— start of LISTED ENTRIES —
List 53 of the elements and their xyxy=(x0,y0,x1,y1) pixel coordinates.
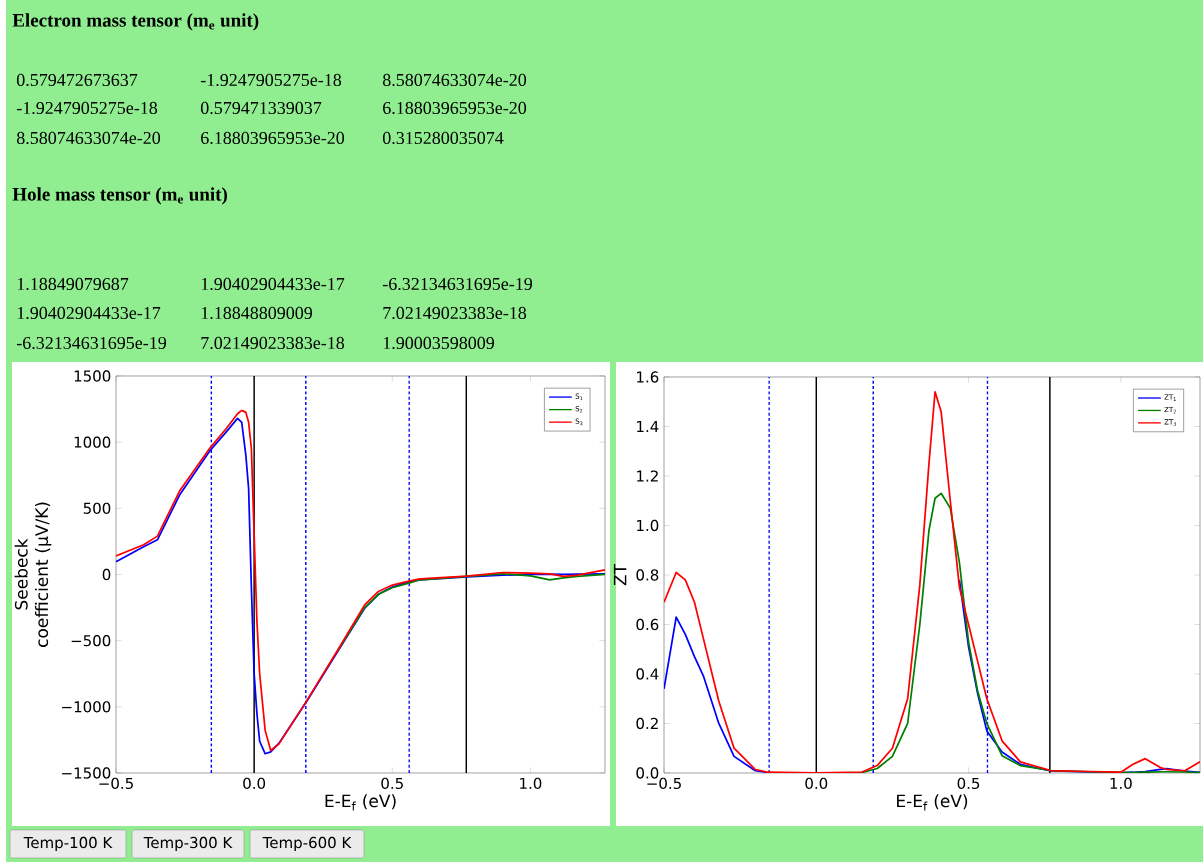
text: Temp-300 K xyxy=(143,836,233,852)
y-tick-label: 500 xyxy=(83,502,111,514)
x-tick-label: 0.5 xyxy=(957,777,980,790)
y-tick-label: −1500 xyxy=(62,767,111,779)
text: -1.9247905275e-18 xyxy=(200,73,342,87)
x-tick-label: 0.5 xyxy=(381,777,403,790)
y-tick-label: 1500 xyxy=(74,370,111,382)
x-tick-label: 0.0 xyxy=(243,777,266,790)
y-tick-label: −1000 xyxy=(62,701,111,713)
y-tick-label: 1000 xyxy=(74,436,111,448)
x-tick-label: 1.0 xyxy=(520,777,542,790)
text: Hole mass tensor (m$_{e}$ unit) xyxy=(12,187,227,205)
text: Temp-600 K xyxy=(262,836,352,852)
text: 7.02149023383e-18 xyxy=(383,306,527,320)
text: 0.579471339037 xyxy=(200,101,322,115)
text: -6.32134631695e-19 xyxy=(16,336,167,350)
y-tick-label: 0.6 xyxy=(636,618,659,631)
x-axis-title: E-E$_{f}$ (eV) xyxy=(325,794,396,811)
y-tick-label: 0.4 xyxy=(636,668,659,680)
text: 0.579472673637 xyxy=(16,73,138,87)
text: 1.18849079687 xyxy=(17,277,129,291)
text: 6.18803965953e-20 xyxy=(201,131,345,145)
y-tick-label: 1.0 xyxy=(637,519,659,532)
x-tick-label: 0.0 xyxy=(805,777,828,790)
text: 0.315280035074 xyxy=(382,131,504,145)
text: 1.90402904433e-17 xyxy=(17,306,161,320)
text: 8.58074633074e-20 xyxy=(16,131,161,145)
text: Electron mass tensor (m$_{e}$ unit) xyxy=(12,13,259,31)
y-tick-label: 0.8 xyxy=(636,569,659,581)
y-tick-label: 1.4 xyxy=(637,421,659,432)
text: -1.9247905275e-18 xyxy=(16,101,158,115)
text: 1.90402904433e-17 xyxy=(201,277,345,291)
x-tick-label: −0.5 xyxy=(99,777,133,790)
y-tick-label: 0.0 xyxy=(636,767,659,779)
line-series xyxy=(664,390,1201,773)
y-tick-label: −500 xyxy=(71,634,111,647)
y-tick-label: 1.6 xyxy=(637,371,659,383)
y-tick-label: 0 xyxy=(102,568,111,581)
y-tick-label: 1.2 xyxy=(637,470,658,482)
text: 1.90003598009 xyxy=(383,336,495,350)
text: 7.02149023383e-18 xyxy=(201,336,345,350)
x-tick-label: −0.5 xyxy=(647,777,681,790)
x-tick-label: 1.0 xyxy=(1110,777,1132,790)
y-axis-title: Seebeck coefficient (μV/K) xyxy=(14,502,52,647)
x-axis-title: E-E$_{f}$ (eV) xyxy=(897,794,968,811)
text: 1.18848809009 xyxy=(201,306,313,320)
line-series xyxy=(336,572,605,653)
text: Temp-100 K xyxy=(23,836,113,852)
y-tick-label: 0.2 xyxy=(636,717,658,730)
text: 6.18803965953e-20 xyxy=(383,101,527,115)
text: -6.32134631695e-19 xyxy=(382,277,533,291)
y-axis-title: ZT xyxy=(613,563,627,586)
text: 8.58074633074e-20 xyxy=(382,73,527,87)
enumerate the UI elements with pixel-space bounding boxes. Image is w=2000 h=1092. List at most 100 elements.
— end of LISTED ENTRIES —
PROBLEM STATEMENT
Put each line of the data above into a numbered list, omitting any blank lines and leaving the pictures out.

WRITTEN RESPONSE
1. List 53 of the elements and their xyxy=(x0,y0,x1,y1) pixel coordinates.
2. text: Temp-300 K xyxy=(143,836,233,852)
3. y-tick-label: 500 xyxy=(83,502,111,514)
4. x-tick-label: 0.5 xyxy=(957,777,980,790)
5. y-tick-label: −1500 xyxy=(62,767,111,779)
6. text: -1.9247905275e-18 xyxy=(200,73,342,87)
7. x-tick-label: 0.5 xyxy=(381,777,403,790)
8. y-tick-label: 1500 xyxy=(74,370,111,382)
9. x-tick-label: 0.0 xyxy=(243,777,266,790)
10. y-tick-label: −1000 xyxy=(62,701,111,713)
11. y-tick-label: 1000 xyxy=(74,436,111,448)
12. x-tick-label: 1.0 xyxy=(520,777,542,790)
13. text: Hole mass tensor (m$_{e}$ unit) xyxy=(12,187,227,205)
14. text: Temp-600 K xyxy=(262,836,352,852)
15. text: 7.02149023383e-18 xyxy=(383,306,527,320)
16. text: 0.579471339037 xyxy=(200,101,322,115)
17. text: -6.32134631695e-19 xyxy=(16,336,167,350)
18. y-tick-label: 0.6 xyxy=(636,618,659,631)
19. x-axis-title: E-E$_{f}$ (eV) xyxy=(325,794,396,811)
20. y-tick-label: 0.4 xyxy=(636,668,659,680)
21. text: 0.579472673637 xyxy=(16,73,138,87)
22. text: 1.18849079687 xyxy=(17,277,129,291)
23. text: 6.18803965953e-20 xyxy=(201,131,345,145)
24. y-tick-label: 1.0 xyxy=(637,519,659,532)
25. x-tick-label: 0.0 xyxy=(805,777,828,790)
26. text: 0.315280035074 xyxy=(382,131,504,145)
27. text: 1.90402904433e-17 xyxy=(17,306,161,320)
28. text: 8.58074633074e-20 xyxy=(16,131,161,145)
29. text: Electron mass tensor (m$_{e}$ unit) xyxy=(12,13,259,31)
30. y-tick-label: 0.8 xyxy=(636,569,659,581)
31. y-tick-label: 1.4 xyxy=(637,421,659,432)
32. text: -1.9247905275e-18 xyxy=(16,101,158,115)
33. text: 1.90402904433e-17 xyxy=(201,277,345,291)
34. x-tick-label: −0.5 xyxy=(99,777,133,790)
35. y-tick-label: 0.0 xyxy=(636,767,659,779)
36. line-series xyxy=(664,390,1201,773)
37. y-tick-label: −500 xyxy=(71,634,111,647)
38. y-tick-label: 1.6 xyxy=(637,371,659,383)
39. y-tick-label: 0 xyxy=(102,568,111,581)
40. y-tick-label: 1.2 xyxy=(637,470,658,482)
41. text: 1.90003598009 xyxy=(383,336,495,350)
42. text: 7.02149023383e-18 xyxy=(201,336,345,350)
43. x-tick-label: −0.5 xyxy=(647,777,681,790)
44. x-tick-label: 1.0 xyxy=(1110,777,1132,790)
45. y-axis-title: Seebeck coefficient (μV/K) xyxy=(14,502,52,647)
46. x-axis-title: E-E$_{f}$ (eV) xyxy=(897,794,968,811)
47. text: 1.18848809009 xyxy=(201,306,313,320)
48. line-series xyxy=(336,572,605,653)
49. text: Temp-100 K xyxy=(23,836,113,852)
50. y-tick-label: 0.2 xyxy=(636,717,658,730)
51. text: 6.18803965953e-20 xyxy=(383,101,527,115)
52. text: -6.32134631695e-19 xyxy=(382,277,533,291)
53. y-axis-title: ZT xyxy=(613,563,627,586)
54. text: 8.58074633074e-20 xyxy=(382,73,527,87)
55. enumerate the UI elements with pixel-space bounding boxes. Image is w=2000 h=1092. List at most 100 elements.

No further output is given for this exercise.